Data excerpts
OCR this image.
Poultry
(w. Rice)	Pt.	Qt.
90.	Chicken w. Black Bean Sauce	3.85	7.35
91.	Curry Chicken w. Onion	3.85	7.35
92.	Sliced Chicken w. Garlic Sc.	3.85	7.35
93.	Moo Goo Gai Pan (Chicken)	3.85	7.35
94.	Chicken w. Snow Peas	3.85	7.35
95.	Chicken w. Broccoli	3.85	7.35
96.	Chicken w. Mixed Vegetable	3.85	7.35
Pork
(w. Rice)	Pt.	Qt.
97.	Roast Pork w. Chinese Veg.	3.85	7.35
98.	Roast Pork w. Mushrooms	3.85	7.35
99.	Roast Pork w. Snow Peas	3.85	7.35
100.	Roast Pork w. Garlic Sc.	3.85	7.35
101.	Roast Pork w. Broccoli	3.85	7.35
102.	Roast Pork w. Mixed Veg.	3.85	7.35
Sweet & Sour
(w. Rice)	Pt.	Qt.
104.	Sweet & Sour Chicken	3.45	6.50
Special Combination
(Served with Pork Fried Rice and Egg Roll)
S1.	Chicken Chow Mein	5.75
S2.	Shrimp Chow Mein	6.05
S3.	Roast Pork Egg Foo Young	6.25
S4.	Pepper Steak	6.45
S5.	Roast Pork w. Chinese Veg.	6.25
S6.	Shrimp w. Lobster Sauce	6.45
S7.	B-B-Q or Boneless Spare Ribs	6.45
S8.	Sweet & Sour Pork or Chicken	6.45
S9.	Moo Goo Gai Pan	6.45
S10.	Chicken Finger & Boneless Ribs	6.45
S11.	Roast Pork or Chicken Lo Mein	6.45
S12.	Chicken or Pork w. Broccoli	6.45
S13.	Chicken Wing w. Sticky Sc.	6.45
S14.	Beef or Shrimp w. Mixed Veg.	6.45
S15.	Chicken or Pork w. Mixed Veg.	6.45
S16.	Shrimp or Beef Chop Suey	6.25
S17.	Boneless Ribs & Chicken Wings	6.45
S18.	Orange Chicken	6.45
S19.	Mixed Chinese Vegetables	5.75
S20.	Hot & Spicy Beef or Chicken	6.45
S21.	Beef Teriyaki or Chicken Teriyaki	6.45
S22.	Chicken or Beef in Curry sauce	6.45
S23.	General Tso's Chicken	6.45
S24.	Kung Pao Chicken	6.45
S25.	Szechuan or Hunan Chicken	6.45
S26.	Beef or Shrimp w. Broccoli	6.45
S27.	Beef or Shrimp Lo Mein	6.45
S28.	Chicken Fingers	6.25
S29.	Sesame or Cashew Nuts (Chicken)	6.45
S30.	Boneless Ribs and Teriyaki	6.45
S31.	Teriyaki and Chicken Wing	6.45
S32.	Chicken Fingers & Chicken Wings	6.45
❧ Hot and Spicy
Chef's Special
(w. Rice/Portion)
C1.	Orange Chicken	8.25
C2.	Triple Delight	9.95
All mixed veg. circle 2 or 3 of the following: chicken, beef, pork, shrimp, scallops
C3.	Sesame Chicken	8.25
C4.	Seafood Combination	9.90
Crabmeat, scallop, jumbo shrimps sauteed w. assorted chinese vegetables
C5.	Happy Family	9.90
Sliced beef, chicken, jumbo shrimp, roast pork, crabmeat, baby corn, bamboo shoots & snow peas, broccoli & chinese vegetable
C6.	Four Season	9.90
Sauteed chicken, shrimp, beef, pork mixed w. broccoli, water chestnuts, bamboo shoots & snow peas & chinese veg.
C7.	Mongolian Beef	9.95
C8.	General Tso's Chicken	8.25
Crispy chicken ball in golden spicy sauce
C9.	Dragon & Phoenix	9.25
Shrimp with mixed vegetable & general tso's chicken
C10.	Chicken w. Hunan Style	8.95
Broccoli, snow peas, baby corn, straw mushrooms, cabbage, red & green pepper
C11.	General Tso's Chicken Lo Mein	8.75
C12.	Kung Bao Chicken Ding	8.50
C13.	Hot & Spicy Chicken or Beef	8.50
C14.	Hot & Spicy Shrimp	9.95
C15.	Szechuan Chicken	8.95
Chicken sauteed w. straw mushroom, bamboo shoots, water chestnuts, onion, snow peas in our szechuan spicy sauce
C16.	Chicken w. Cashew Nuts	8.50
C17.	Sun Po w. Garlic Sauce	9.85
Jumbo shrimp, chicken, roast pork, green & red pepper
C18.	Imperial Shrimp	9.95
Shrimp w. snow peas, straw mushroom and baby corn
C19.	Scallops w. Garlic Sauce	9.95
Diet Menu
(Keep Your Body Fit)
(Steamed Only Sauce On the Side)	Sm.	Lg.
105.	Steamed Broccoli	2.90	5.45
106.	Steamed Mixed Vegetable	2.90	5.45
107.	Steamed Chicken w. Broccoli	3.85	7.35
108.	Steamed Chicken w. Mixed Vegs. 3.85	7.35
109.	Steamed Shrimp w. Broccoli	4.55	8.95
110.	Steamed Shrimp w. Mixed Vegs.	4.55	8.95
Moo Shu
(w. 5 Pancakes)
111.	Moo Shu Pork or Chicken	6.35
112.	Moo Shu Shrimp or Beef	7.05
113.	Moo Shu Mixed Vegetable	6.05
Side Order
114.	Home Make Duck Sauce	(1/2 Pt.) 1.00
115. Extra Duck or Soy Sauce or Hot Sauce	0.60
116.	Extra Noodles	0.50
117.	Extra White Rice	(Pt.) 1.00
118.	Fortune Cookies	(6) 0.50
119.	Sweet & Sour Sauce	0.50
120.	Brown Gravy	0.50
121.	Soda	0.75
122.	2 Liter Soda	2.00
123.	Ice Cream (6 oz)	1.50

### What to produce
Identify the lines above that contain the word "baby", then copy them.

### Final result
Sliced beef, chicken, jumbo shrimp, roast pork, crabmeat, baby corn, bamboo shoots & snow peas, broccoli & chinese vegetable
Broccoli, snow peas, baby corn, straw mushrooms, cabbage, red & green pepper
Shrimp w. snow peas, straw mushroom and baby corn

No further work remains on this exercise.